**Task requirements:** Set the listing down unchanged, minus every embedded image.
··· Data to process
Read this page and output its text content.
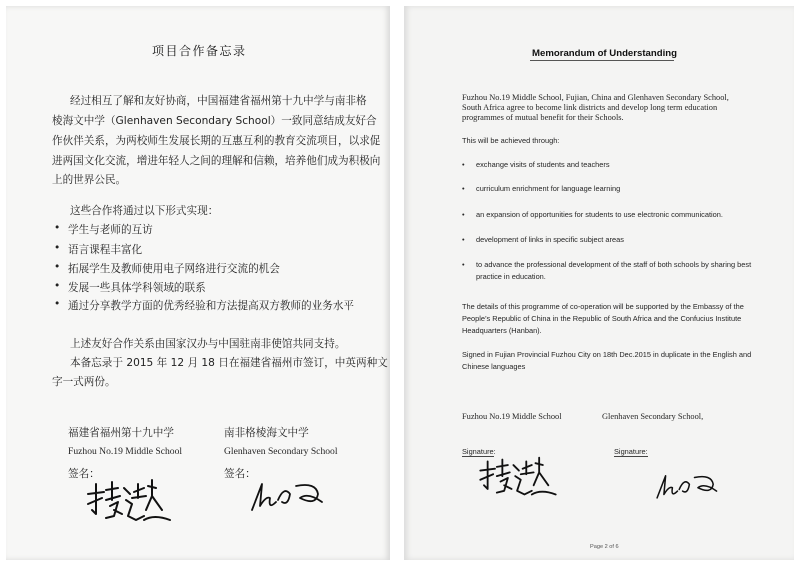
项目合作备忘录
经过相互了解和友好协商，中国福建省福州第十九中学与南非格
棱海文中学（Glenhaven Secondary School）一致同意结成友好合
作伙伴关系，为两校师生发展长期的互惠互利的教育交流项目，以求促
进两国文化交流，增进年轻人之间的理解和信赖，培养他们成为积极向
上的世界公民。
这些合作将通过以下形式实现：
• 学生与老师的互访
• 语言课程丰富化
• 拓展学生及教师使用电子网络进行交流的机会
• 发展一些具体学科领域的联系
• 通过分享教学方面的优秀经验和方法提高双方教师的业务水平
上述友好合作关系由国家汉办与中国驻南非使馆共同支持。
本备忘录于 2015 年 12 月 18 日在福建省福州市签订，中英两种文
字一式两份。
福建省福州第十九中学	南非格棱海文中学
Fuzhou No.19 Middle School	Glenhaven Secondary School
签名：	签名：
Memorandum of Understanding
Fuzhou No.19 Middle School, Fujian, China and Glenhaven Secondary School,
South Africa agree to become link districts and develop long term education
programmes of mutual benefit for their Schools.
This will be achieved through:
• exchange visits of students and teachers
• curriculum enrichment for language learning
• an expansion of opportunities for students to use electronic communication.
• development of links in specific subject areas
• to advance the professional development of the staff of both schools by sharing best
practice in education.
The details of this programme of co-operation will be supported by the Embassy of the
People’s Republic of China in the Republic of South Africa and the Confucius Institute
Headquarters (Hanban).
Signed in Fujian Provincial Fuzhou City on 18th Dec.2015 in duplicate in the English and
Chinese languages
Fuzhou No.19 Middle School	Glenhaven Secondary School,
Signature:	Signature:
Page 2 of 6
······
**Answer to the task:**
Read this page and output its text content.
项目合作备忘录
经过相互了解和友好协商，中国福建省福州第十九中学与南非格
棱海文中学（Glenhaven Secondary School）一致同意结成友好合
作伙伴关系，为两校师生发展长期的互惠互利的教育交流项目，以求促
进两国文化交流，增进年轻人之间的理解和信赖，培养他们成为积极向
上的世界公民。
这些合作将通过以下形式实现：
• 学生与老师的互访
• 语言课程丰富化
• 拓展学生及教师使用电子网络进行交流的机会
• 发展一些具体学科领域的联系
• 通过分享教学方面的优秀经验和方法提高双方教师的业务水平
上述友好合作关系由国家汉办与中国驻南非使馆共同支持。
本备忘录于 2015 年 12 月 18 日在福建省福州市签订，中英两种文
字一式两份。
福建省福州第十九中学	南非格棱海文中学
Fuzhou No.19 Middle School	Glenhaven Secondary School
签名：	签名：
Memorandum of Understanding
Fuzhou No.19 Middle School, Fujian, China and Glenhaven Secondary School,
South Africa agree to become link districts and develop long term education
programmes of mutual benefit for their Schools.
This will be achieved through:
• exchange visits of students and teachers
• curriculum enrichment for language learning
• an expansion of opportunities for students to use electronic communication.
• development of links in specific subject areas
• to advance the professional development of the staff of both schools by sharing best
practice in education.
The details of this programme of co-operation will be supported by the Embassy of the
People’s Republic of China in the Republic of South Africa and the Confucius Institute
Headquarters (Hanban).
Signed in Fujian Provincial Fuzhou City on 18th Dec.2015 in duplicate in the English and
Chinese languages
Fuzhou No.19 Middle School	Glenhaven Secondary School,
Signature:	Signature:
Page 2 of 6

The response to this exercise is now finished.